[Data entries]
[BEGIN]
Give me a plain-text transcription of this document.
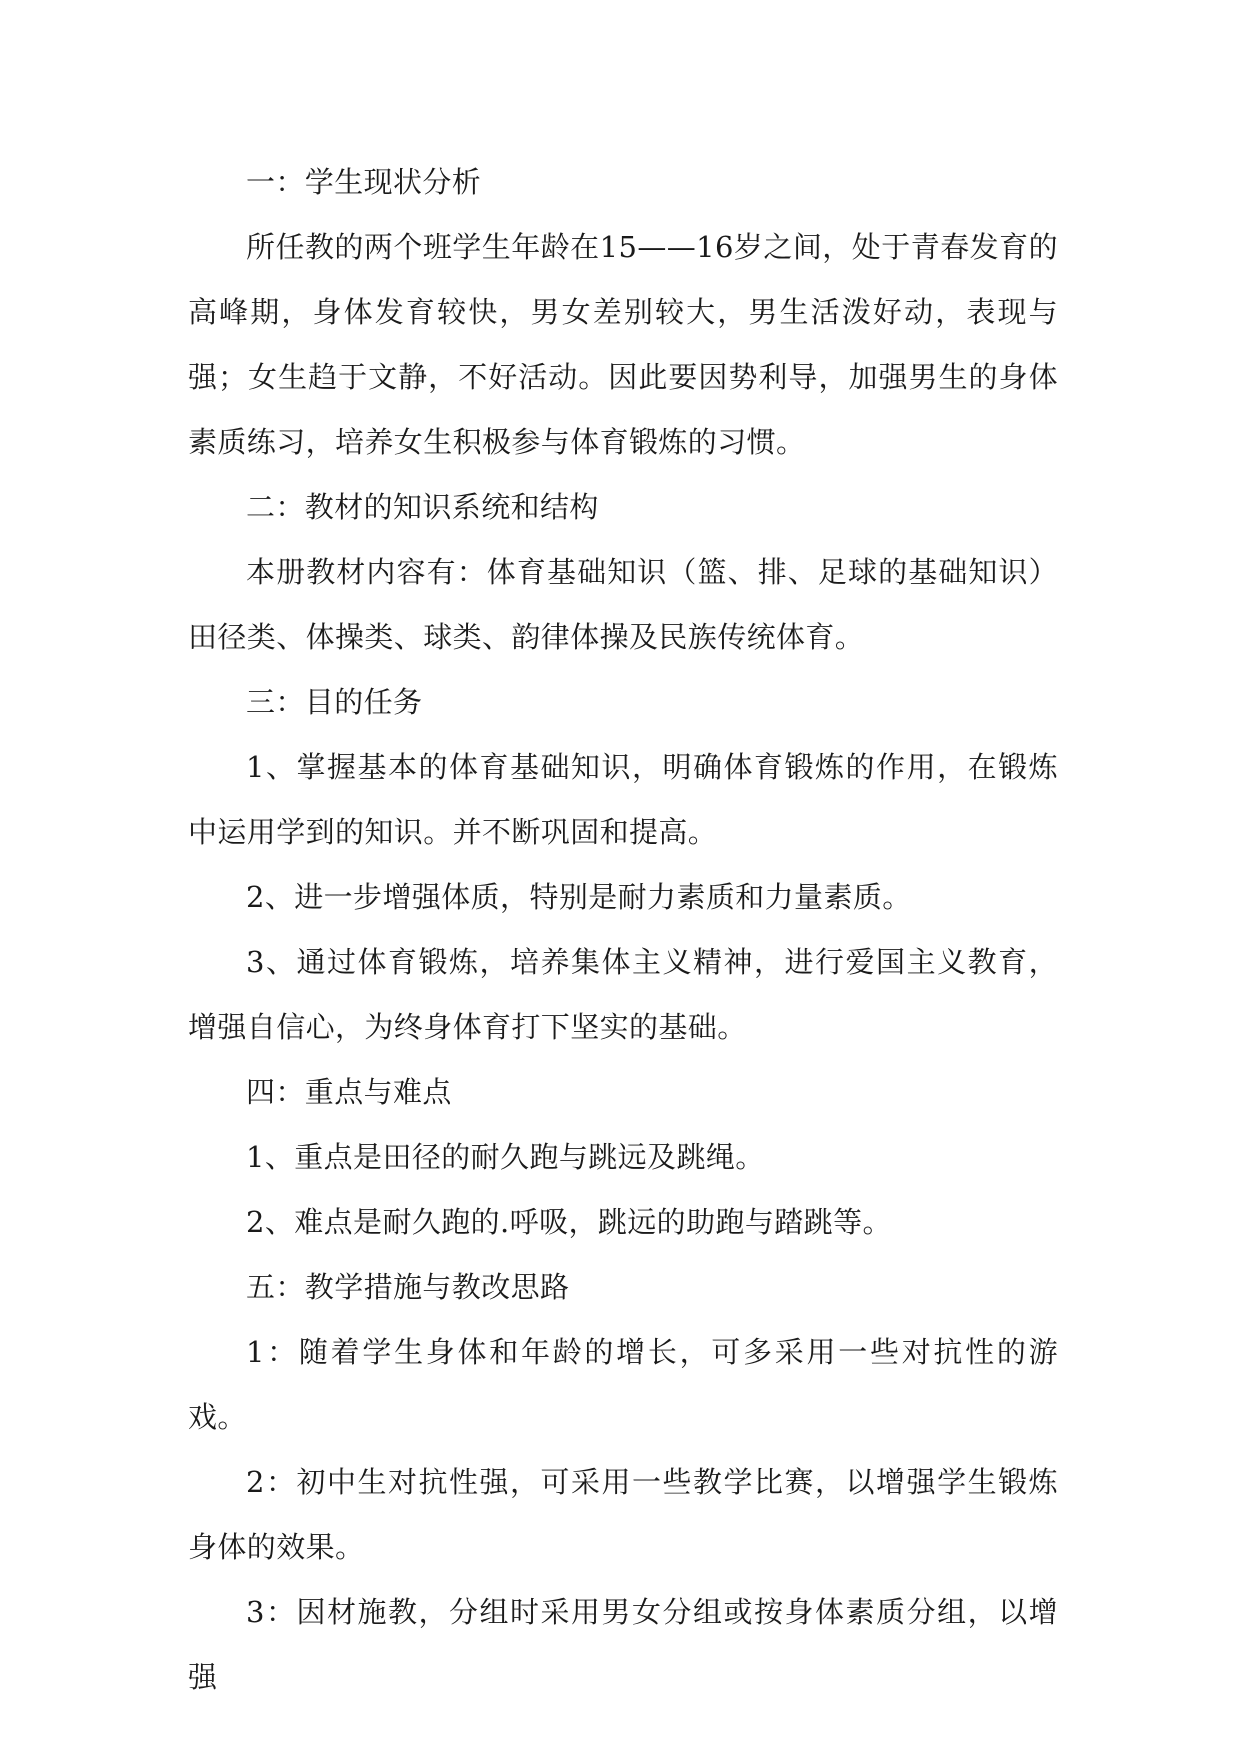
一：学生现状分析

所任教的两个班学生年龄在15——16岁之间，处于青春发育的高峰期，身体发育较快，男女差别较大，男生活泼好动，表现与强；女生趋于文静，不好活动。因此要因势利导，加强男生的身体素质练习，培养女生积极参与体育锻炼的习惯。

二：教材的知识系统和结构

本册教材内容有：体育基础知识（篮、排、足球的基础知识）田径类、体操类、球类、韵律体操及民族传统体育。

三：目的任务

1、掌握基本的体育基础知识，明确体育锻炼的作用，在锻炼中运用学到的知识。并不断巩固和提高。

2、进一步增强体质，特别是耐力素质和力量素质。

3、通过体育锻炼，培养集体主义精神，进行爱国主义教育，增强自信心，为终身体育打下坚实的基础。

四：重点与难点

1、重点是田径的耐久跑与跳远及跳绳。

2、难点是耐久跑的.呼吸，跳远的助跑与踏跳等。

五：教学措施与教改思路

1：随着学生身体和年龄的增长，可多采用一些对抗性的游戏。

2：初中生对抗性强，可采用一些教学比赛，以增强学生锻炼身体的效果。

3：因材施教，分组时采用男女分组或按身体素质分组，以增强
[END]
**Your objective**
Every entry above should be duplicated exactly. Do not include the images.

**Reply**
Give me a plain-text transcription of this document.
一：学生现状分析

所任教的两个班学生年龄在15——16岁之间，处于青春发育的高峰期，身体发育较快，男女差别较大，男生活泼好动，表现与强；女生趋于文静，不好活动。因此要因势利导，加强男生的身体素质练习，培养女生积极参与体育锻炼的习惯。

二：教材的知识系统和结构

本册教材内容有：体育基础知识（篮、排、足球的基础知识）田径类、体操类、球类、韵律体操及民族传统体育。

三：目的任务

1、掌握基本的体育基础知识，明确体育锻炼的作用，在锻炼中运用学到的知识。并不断巩固和提高。

2、进一步增强体质，特别是耐力素质和力量素质。

3、通过体育锻炼，培养集体主义精神，进行爱国主义教育，增强自信心，为终身体育打下坚实的基础。

四：重点与难点

1、重点是田径的耐久跑与跳远及跳绳。

2、难点是耐久跑的.呼吸，跳远的助跑与踏跳等。

五：教学措施与教改思路

1：随着学生身体和年龄的增长，可多采用一些对抗性的游戏。

2：初中生对抗性强，可采用一些教学比赛，以增强学生锻炼身体的效果。

3：因材施教，分组时采用男女分组或按身体素质分组，以增强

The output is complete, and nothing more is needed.